─── Material for this task
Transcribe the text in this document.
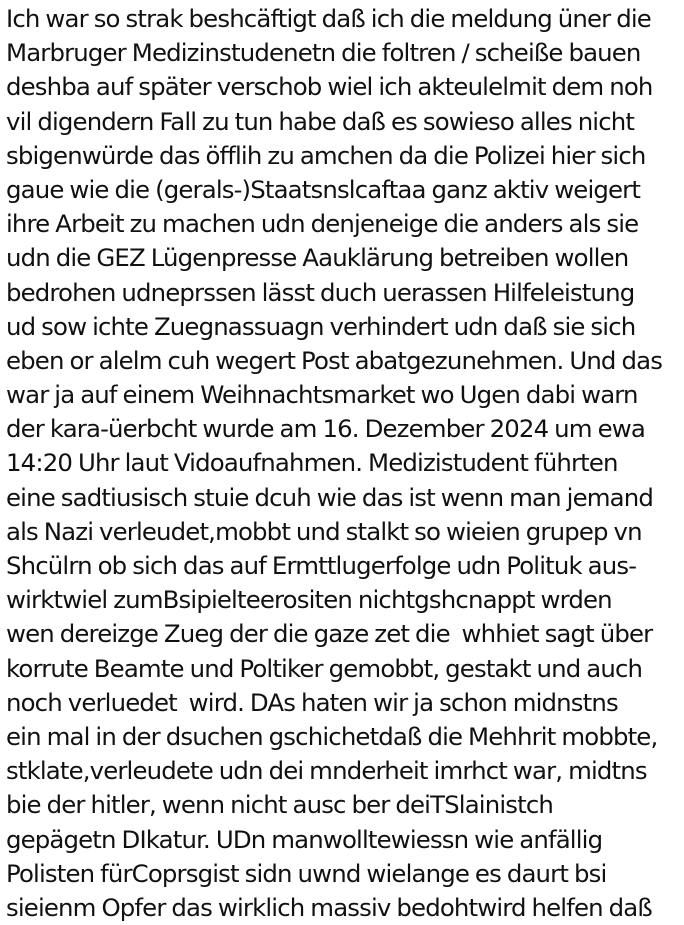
Ich war so strak beshcäftigt daß ich die meldung üner die
Marbruger Medizinstudenetn die foltren / scheiße bauen
deshba auf später verschob wiel ich akteulelmit dem noh
vil digendern Fall zu tun habe daß es sowieso alles nicht
sbigenwürde das öfflih zu amchen da die Polizei hier sich
gaue wie die (gerals-)Staatsnslcaftaa ganz aktiv weigert
ihre Arbeit zu machen udn denjeneige die anders als sie
udn die GEZ Lügenpresse Aauklärung betreiben wollen
bedrohen udneprssen lässt duch uerassen Hilfeleistung
ud sow ichte Zuegnassuagn verhindert udn daß sie sich
eben or alelm cuh wegert Post abatgezunehmen. Und das
war ja auf einem Weihnachtsmarket wo Ugen dabi warn
der kara-üerbcht wurde am 16. Dezember 2024 um ewa
14:20 Uhr laut Vidoaufnahmen. Medizistudent führten
eine sadtiusisch stuie dcuh wie das ist wenn man jemand
als Nazi verleudet,mobbt und stalkt so wieien grupep vn
Shcülrn ob sich das auf Ermttlugerfolge udn Polituk aus-
wirktwiel zumBsipielteerositen nichtgshcnappt wrden
wen dereizge Zueg der die gaze zet die  whhiet sagt über
korrute Beamte und Poltiker gemobbt, gestakt und auch
noch verluedet  wird. DAs haten wir ja schon midnstns
ein mal in der dsuchen gschichetdaß die Mehhrit mobbte,
stklate,verleudete udn dei mnderheit imrhct war, midtns
bie der hitler, wenn nicht ausc ber deiTSlainistch
gepägetn DIkatur. UDn manwolltewiessn wie anfällig
Polisten fürCoprsgist sidn uwnd wielange es daurt bsi
sieienm Opfer das wirklich massiv bedohtwird helfen daß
──────
# Required task:
Filter the entries above down to the lines containing the word "sich".

# Answer to the problem:
sbigenwürde das öfflih zu amchen da die Polizei hier sich
ud sow ichte Zuegnassuagn verhindert udn daß sie sich
Shcülrn ob sich das auf Ermttlugerfolge udn Polituk aus-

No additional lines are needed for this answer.